Written task -
Return all the data, word for word.

Material -
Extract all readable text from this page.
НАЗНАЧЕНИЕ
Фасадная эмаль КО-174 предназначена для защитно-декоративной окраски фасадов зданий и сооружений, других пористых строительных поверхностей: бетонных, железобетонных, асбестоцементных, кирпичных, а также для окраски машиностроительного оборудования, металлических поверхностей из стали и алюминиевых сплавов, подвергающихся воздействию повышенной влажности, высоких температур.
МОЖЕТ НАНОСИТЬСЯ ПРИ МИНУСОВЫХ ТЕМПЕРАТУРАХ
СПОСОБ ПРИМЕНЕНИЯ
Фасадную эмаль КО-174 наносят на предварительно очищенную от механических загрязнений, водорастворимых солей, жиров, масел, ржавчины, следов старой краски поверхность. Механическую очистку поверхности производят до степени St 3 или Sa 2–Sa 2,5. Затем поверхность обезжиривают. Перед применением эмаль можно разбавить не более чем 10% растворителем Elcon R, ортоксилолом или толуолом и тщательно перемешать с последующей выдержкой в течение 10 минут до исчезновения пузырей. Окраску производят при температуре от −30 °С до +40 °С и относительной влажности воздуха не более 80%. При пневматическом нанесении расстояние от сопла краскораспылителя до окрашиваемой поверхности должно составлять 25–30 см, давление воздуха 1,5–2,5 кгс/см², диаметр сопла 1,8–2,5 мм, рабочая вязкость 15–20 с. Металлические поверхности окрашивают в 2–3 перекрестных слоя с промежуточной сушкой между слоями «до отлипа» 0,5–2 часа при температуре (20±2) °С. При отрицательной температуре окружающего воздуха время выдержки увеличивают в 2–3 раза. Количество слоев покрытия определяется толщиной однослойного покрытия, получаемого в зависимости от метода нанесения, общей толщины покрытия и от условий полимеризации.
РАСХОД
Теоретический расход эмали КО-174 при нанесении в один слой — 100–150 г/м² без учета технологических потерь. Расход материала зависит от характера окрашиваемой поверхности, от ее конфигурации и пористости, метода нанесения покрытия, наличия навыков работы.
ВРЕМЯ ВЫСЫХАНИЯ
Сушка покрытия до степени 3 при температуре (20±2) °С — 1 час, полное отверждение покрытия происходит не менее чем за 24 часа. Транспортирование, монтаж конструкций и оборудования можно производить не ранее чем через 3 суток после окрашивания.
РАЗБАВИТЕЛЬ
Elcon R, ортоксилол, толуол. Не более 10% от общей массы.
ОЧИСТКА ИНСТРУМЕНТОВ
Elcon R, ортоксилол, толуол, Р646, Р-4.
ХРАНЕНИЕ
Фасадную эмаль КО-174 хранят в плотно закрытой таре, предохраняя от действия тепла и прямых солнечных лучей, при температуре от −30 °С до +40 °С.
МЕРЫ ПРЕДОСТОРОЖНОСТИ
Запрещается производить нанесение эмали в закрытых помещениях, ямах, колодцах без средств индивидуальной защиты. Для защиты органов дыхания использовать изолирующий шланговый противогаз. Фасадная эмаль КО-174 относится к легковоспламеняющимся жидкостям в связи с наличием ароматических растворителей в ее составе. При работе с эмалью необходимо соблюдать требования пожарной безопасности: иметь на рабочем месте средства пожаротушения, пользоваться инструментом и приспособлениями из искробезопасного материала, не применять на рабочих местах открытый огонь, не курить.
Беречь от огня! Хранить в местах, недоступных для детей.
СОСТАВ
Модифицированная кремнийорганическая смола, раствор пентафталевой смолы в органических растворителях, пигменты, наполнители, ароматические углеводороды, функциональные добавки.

Result -
Extract all readable text from this page.
НАЗНАЧЕНИЕ
Фасадная эмаль КО-174 предназначена для защитно-декоративной окраски фасадов зданий и сооружений, других пористых строительных поверхностей: бетонных, железобетонных, асбестоцементных, кирпичных, а также для окраски машиностроительного оборудования, металлических поверхностей из стали и алюминиевых сплавов, подвергающихся воздействию повышенной влажности, высоких температур.
МОЖЕТ НАНОСИТЬСЯ ПРИ МИНУСОВЫХ ТЕМПЕРАТУРАХ
СПОСОБ ПРИМЕНЕНИЯ
Фасадную эмаль КО-174 наносят на предварительно очищенную от механических загрязнений, водорастворимых солей, жиров, масел, ржавчины, следов старой краски поверхность. Механическую очистку поверхности производят до степени St 3 или Sa 2–Sa 2,5. Затем поверхность обезжиривают. Перед применением эмаль можно разбавить не более чем 10% растворителем Elcon R, ортоксилолом или толуолом и тщательно перемешать с последующей выдержкой в течение 10 минут до исчезновения пузырей. Окраску производят при температуре от −30 °С до +40 °С и относительной влажности воздуха не более 80%. При пневматическом нанесении расстояние от сопла краскораспылителя до окрашиваемой поверхности должно составлять 25–30 см, давление воздуха 1,5–2,5 кгс/см², диаметр сопла 1,8–2,5 мм, рабочая вязкость 15–20 с. Металлические поверхности окрашивают в 2–3 перекрестных слоя с промежуточной сушкой между слоями «до отлипа» 0,5–2 часа при температуре (20±2) °С. При отрицательной температуре окружающего воздуха время выдержки увеличивают в 2–3 раза. Количество слоев покрытия определяется толщиной однослойного покрытия, получаемого в зависимости от метода нанесения, общей толщины покрытия и от условий полимеризации.
РАСХОД
Теоретический расход эмали КО-174 при нанесении в один слой — 100–150 г/м² без учета технологических потерь. Расход материала зависит от характера окрашиваемой поверхности, от ее конфигурации и пористости, метода нанесения покрытия, наличия навыков работы.
ВРЕМЯ ВЫСЫХАНИЯ
Сушка покрытия до степени 3 при температуре (20±2) °С — 1 час, полное отверждение покрытия происходит не менее чем за 24 часа. Транспортирование, монтаж конструкций и оборудования можно производить не ранее чем через 3 суток после окрашивания.
РАЗБАВИТЕЛЬ
Elcon R, ортоксилол, толуол. Не более 10% от общей массы.
ОЧИСТКА ИНСТРУМЕНТОВ
Elcon R, ортоксилол, толуол, Р646, Р-4.
ХРАНЕНИЕ
Фасадную эмаль КО-174 хранят в плотно закрытой таре, предохраняя от действия тепла и прямых солнечных лучей, при температуре от −30 °С до +40 °С.
МЕРЫ ПРЕДОСТОРОЖНОСТИ
Запрещается производить нанесение эмали в закрытых помещениях, ямах, колодцах без средств индивидуальной защиты. Для защиты органов дыхания использовать изолирующий шланговый противогаз. Фасадная эмаль КО-174 относится к легковоспламеняющимся жидкостям в связи с наличием ароматических растворителей в ее составе. При работе с эмалью необходимо соблюдать требования пожарной безопасности: иметь на рабочем месте средства пожаротушения, пользоваться инструментом и приспособлениями из искробезопасного материала, не применять на рабочих местах открытый огонь, не курить.
Беречь от огня! Хранить в местах, недоступных для детей.
СОСТАВ
Модифицированная кремнийорганическая смола, раствор пентафталевой смолы в органических растворителях, пигменты, наполнители, ароматические углеводороды, функциональные добавки.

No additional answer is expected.